[Dataset records]
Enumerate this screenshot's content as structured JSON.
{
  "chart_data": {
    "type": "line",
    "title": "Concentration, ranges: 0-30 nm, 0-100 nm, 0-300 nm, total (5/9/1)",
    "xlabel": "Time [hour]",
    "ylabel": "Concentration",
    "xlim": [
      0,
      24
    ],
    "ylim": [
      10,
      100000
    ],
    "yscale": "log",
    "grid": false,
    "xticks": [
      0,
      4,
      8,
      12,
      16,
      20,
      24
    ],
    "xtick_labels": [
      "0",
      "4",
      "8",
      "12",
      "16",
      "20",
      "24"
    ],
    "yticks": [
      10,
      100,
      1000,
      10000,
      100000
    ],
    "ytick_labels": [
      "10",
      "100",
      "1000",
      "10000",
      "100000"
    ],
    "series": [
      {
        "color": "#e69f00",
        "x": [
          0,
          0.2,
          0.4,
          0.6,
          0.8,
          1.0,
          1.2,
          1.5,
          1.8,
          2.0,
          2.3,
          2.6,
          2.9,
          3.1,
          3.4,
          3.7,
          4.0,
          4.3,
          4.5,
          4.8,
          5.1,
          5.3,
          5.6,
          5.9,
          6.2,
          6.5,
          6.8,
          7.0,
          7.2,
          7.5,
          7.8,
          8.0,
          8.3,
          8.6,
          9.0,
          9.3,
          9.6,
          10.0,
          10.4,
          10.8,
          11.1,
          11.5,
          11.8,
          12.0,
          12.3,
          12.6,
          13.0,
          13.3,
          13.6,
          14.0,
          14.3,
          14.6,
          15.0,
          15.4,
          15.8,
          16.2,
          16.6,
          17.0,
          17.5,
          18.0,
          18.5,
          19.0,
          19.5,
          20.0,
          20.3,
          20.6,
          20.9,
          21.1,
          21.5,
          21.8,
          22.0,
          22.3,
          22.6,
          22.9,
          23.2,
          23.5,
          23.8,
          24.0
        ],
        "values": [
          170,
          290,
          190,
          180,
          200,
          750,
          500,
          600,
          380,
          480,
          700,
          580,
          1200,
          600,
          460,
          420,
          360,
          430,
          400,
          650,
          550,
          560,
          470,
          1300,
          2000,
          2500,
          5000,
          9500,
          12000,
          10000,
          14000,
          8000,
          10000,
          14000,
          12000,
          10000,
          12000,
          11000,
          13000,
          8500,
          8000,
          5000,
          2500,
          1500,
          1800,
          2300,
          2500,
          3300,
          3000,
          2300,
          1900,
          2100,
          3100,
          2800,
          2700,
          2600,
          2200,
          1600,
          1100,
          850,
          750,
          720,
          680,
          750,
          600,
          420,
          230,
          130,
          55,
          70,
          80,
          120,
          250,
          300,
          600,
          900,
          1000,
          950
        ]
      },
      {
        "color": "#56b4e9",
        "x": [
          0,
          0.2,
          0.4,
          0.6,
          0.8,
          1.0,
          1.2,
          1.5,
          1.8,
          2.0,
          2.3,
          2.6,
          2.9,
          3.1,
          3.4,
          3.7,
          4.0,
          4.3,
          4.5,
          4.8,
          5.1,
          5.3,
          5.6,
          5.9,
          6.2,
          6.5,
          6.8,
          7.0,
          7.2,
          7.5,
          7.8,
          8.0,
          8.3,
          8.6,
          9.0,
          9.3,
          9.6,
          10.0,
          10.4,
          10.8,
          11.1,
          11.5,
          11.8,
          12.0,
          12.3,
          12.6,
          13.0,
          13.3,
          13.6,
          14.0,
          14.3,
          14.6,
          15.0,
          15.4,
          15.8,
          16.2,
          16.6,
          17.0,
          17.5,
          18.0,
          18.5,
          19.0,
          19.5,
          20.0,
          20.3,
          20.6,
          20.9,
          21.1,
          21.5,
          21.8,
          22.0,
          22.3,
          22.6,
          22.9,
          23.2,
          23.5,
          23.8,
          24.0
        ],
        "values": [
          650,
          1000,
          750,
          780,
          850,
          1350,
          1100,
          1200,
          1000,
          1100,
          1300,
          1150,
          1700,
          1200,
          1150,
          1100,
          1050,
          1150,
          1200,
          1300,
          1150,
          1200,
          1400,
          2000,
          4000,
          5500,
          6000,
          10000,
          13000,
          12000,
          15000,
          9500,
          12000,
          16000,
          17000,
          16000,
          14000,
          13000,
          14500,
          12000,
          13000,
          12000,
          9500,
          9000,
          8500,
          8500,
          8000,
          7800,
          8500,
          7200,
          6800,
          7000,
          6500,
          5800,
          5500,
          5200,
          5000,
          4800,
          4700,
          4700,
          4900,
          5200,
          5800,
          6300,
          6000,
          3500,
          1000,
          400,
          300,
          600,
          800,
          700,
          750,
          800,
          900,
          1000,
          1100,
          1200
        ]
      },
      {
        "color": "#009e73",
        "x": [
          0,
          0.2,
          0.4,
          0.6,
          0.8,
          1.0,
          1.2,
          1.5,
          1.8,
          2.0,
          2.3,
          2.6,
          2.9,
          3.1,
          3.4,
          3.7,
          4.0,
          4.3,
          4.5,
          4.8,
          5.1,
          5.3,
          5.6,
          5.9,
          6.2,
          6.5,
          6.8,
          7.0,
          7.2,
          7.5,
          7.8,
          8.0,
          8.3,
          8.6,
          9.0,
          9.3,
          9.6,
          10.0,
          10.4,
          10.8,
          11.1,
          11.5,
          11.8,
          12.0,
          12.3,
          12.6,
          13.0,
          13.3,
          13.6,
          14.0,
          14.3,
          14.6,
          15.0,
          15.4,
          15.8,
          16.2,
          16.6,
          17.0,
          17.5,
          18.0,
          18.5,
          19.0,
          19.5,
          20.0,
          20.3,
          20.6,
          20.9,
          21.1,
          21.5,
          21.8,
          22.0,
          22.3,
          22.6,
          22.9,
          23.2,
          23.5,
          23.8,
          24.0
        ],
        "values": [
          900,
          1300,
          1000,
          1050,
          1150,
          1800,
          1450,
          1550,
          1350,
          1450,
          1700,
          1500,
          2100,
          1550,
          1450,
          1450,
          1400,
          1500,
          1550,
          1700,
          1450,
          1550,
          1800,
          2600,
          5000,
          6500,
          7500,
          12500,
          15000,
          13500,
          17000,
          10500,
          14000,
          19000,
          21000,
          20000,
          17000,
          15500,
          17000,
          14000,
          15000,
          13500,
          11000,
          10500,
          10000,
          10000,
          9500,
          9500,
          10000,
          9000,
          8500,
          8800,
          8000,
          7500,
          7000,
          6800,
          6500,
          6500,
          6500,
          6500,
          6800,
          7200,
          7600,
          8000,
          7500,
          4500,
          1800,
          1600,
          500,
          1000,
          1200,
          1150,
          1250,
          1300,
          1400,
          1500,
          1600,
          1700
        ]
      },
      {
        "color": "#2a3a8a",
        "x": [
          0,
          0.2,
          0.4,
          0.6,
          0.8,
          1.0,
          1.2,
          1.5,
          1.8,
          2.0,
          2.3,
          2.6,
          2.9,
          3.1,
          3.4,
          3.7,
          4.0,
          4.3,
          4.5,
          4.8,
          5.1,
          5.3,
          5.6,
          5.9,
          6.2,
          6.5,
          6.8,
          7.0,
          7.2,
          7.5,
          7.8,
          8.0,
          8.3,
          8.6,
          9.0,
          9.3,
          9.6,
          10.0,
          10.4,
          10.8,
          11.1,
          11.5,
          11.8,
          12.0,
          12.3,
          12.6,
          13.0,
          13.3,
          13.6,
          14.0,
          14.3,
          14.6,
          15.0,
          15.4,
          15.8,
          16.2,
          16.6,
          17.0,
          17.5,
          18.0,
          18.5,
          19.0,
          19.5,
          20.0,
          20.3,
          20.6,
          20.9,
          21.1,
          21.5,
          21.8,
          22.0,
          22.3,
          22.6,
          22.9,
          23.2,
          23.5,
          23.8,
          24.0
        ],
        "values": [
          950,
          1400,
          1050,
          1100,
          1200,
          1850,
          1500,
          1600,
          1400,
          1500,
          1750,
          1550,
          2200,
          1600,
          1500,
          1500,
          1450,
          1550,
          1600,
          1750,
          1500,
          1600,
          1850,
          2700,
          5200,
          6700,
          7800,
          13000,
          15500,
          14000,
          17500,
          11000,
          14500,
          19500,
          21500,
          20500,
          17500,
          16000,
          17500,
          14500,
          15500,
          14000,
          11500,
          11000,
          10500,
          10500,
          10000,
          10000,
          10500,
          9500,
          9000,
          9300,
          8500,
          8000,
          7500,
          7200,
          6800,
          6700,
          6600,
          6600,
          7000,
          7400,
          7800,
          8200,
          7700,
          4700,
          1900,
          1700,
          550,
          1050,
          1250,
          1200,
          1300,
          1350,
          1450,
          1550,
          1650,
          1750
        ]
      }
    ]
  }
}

**TASK INSTRUCTIONS:**
Track down the lines that include the word "color" and copy them.

**SOLUTION FOR THIS PROBLEM:**
        "color": "#e69f00",
        "color": "#56b4e9",
        "color": "#009e73",
        "color": "#2a3a8a",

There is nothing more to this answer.